■ Description of the task ■
Collect the lines of the entries where "identified" shows up.

■ Material provided ■
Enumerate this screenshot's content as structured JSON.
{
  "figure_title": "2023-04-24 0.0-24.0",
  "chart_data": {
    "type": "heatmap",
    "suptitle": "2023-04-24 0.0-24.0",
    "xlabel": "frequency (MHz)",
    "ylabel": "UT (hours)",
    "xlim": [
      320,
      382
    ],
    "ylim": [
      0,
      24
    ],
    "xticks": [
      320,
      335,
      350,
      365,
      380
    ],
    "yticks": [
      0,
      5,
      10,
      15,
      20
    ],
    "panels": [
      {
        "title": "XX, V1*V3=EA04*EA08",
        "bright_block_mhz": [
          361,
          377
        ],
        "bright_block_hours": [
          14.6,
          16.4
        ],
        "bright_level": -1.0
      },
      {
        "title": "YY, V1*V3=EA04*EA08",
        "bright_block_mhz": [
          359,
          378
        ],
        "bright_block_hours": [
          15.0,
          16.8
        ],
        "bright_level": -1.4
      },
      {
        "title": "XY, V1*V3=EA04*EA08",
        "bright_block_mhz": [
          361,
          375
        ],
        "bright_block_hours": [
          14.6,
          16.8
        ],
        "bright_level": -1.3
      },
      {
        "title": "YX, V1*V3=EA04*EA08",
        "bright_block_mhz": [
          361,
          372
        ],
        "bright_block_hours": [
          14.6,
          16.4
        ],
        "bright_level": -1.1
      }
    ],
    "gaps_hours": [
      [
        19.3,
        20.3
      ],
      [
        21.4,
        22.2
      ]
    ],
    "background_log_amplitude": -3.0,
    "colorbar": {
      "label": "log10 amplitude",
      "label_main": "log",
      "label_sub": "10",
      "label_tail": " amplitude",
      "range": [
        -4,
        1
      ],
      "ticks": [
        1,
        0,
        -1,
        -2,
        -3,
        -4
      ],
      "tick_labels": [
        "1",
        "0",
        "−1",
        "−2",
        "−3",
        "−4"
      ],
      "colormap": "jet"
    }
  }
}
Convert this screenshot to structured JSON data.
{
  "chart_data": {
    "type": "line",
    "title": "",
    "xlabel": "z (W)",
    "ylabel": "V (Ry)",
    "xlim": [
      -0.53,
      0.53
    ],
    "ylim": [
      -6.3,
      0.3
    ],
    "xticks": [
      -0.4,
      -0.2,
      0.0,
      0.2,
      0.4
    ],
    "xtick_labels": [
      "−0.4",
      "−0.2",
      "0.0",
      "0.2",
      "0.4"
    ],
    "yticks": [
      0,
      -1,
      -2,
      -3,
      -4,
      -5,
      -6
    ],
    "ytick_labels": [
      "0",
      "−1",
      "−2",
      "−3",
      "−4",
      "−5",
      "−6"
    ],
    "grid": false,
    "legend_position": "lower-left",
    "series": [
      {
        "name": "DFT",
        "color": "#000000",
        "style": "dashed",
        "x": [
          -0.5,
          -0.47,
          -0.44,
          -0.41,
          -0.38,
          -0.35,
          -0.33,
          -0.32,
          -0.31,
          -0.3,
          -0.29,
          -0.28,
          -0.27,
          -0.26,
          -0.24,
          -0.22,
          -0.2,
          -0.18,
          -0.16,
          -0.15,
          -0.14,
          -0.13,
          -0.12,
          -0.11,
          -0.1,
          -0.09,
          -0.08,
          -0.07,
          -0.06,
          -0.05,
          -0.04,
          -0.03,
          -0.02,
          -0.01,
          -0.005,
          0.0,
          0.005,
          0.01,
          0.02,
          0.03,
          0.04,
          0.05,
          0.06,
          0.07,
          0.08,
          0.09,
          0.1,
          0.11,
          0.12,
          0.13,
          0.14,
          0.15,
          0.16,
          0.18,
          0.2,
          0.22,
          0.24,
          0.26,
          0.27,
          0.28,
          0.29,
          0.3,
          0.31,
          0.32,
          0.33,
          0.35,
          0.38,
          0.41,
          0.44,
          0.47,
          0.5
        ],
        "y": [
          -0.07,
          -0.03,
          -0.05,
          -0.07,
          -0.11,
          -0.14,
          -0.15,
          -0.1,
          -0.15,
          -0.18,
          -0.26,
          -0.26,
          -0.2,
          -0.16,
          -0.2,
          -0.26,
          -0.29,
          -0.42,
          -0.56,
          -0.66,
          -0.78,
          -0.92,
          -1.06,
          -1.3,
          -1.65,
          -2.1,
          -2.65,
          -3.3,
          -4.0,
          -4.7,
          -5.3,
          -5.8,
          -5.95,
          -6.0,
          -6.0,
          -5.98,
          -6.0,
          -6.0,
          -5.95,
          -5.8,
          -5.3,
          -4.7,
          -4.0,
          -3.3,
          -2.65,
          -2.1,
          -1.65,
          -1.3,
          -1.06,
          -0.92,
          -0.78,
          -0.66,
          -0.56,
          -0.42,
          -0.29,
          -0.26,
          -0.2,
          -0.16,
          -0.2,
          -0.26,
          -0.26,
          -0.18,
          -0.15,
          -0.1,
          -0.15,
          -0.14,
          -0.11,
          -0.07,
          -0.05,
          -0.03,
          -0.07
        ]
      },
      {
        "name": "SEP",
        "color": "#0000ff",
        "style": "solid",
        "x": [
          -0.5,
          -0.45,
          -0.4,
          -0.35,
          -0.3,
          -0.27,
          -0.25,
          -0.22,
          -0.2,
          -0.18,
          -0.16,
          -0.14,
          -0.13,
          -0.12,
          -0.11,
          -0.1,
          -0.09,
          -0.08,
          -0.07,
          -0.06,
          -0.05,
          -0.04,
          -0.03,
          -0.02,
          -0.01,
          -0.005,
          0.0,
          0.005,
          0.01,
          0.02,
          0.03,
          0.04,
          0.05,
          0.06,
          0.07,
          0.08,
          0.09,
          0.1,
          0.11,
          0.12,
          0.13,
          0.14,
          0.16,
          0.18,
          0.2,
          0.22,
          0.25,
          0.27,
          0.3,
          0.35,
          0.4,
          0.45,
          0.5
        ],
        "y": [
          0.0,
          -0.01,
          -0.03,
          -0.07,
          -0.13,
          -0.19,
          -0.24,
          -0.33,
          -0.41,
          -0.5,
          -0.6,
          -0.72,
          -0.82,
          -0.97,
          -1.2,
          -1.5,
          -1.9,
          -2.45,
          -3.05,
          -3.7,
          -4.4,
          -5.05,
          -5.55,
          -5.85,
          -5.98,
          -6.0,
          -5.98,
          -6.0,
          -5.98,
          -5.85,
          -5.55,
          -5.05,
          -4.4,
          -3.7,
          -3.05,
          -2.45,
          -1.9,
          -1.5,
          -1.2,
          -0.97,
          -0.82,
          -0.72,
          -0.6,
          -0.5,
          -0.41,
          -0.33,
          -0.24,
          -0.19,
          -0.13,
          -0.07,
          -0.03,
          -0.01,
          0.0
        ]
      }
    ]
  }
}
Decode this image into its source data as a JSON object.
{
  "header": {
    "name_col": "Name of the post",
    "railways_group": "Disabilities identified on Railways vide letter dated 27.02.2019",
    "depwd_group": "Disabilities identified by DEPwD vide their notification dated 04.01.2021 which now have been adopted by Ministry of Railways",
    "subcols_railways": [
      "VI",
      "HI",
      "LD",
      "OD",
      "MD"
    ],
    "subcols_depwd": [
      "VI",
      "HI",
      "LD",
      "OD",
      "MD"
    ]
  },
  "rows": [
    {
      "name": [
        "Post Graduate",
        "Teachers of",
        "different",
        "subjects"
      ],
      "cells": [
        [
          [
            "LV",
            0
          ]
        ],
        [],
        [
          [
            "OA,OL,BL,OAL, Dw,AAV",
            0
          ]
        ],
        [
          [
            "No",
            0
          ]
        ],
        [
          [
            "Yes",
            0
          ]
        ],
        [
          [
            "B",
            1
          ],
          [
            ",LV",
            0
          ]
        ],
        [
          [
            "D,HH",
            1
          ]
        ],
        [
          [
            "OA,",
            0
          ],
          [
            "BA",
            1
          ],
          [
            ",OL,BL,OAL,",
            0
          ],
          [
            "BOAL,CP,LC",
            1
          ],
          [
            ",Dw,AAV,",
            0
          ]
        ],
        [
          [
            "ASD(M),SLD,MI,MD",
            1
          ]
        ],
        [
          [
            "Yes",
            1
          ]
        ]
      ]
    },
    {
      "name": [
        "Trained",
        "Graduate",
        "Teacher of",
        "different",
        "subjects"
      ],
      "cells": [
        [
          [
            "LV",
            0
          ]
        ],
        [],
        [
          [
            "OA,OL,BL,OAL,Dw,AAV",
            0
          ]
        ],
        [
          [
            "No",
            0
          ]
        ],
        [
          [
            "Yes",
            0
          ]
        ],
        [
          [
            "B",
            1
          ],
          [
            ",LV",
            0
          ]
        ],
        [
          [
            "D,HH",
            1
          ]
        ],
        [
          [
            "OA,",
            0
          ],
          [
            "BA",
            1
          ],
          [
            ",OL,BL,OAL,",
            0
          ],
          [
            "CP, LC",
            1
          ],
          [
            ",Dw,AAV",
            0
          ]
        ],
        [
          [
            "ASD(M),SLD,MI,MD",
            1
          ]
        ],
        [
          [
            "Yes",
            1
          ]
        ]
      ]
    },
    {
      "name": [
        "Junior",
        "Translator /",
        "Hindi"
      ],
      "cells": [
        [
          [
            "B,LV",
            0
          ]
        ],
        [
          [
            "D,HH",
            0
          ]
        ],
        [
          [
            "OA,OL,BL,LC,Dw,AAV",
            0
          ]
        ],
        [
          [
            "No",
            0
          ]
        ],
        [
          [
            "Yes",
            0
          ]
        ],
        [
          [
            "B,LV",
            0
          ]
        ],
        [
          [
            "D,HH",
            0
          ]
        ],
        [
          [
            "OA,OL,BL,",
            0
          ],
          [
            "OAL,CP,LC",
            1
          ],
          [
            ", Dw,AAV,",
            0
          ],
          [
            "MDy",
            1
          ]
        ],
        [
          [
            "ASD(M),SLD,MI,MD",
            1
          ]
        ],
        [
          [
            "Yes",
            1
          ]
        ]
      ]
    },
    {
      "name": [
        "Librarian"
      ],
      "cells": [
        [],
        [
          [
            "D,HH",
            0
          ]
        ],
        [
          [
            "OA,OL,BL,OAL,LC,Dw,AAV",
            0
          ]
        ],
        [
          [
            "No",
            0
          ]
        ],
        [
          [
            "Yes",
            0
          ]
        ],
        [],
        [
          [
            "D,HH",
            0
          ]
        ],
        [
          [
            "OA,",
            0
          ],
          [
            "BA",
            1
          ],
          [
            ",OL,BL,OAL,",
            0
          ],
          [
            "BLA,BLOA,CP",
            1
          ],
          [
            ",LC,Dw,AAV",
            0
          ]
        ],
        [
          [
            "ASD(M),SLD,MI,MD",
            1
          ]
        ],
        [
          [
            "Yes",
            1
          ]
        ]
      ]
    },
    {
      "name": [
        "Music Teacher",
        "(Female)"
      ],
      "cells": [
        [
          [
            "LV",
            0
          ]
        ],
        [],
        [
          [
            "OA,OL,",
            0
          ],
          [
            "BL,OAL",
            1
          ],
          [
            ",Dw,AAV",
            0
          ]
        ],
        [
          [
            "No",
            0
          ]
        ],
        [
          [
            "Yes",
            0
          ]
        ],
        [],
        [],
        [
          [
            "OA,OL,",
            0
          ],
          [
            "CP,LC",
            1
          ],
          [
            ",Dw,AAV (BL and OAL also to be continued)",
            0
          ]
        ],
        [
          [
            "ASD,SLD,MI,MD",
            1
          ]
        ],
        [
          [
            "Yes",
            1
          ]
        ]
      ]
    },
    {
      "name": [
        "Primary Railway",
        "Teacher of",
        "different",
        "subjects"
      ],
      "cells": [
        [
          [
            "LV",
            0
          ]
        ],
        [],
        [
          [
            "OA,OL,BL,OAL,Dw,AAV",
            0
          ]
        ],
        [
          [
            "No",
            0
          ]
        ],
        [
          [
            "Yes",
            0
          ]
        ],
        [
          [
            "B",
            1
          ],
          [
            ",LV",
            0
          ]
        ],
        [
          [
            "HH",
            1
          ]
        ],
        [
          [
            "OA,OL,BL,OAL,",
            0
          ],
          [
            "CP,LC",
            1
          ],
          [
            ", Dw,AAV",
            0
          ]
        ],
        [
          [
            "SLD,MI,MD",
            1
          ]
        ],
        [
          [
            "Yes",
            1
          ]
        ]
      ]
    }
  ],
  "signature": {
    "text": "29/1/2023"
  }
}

■ The output ■
    "railways_group": "Disabilities identified on Railways vide letter dated 27.02.2019",
    "depwd_group": "Disabilities identified by DEPwD vide their notification dated 04.01.2021 which now have been adopted by Ministry of Railways",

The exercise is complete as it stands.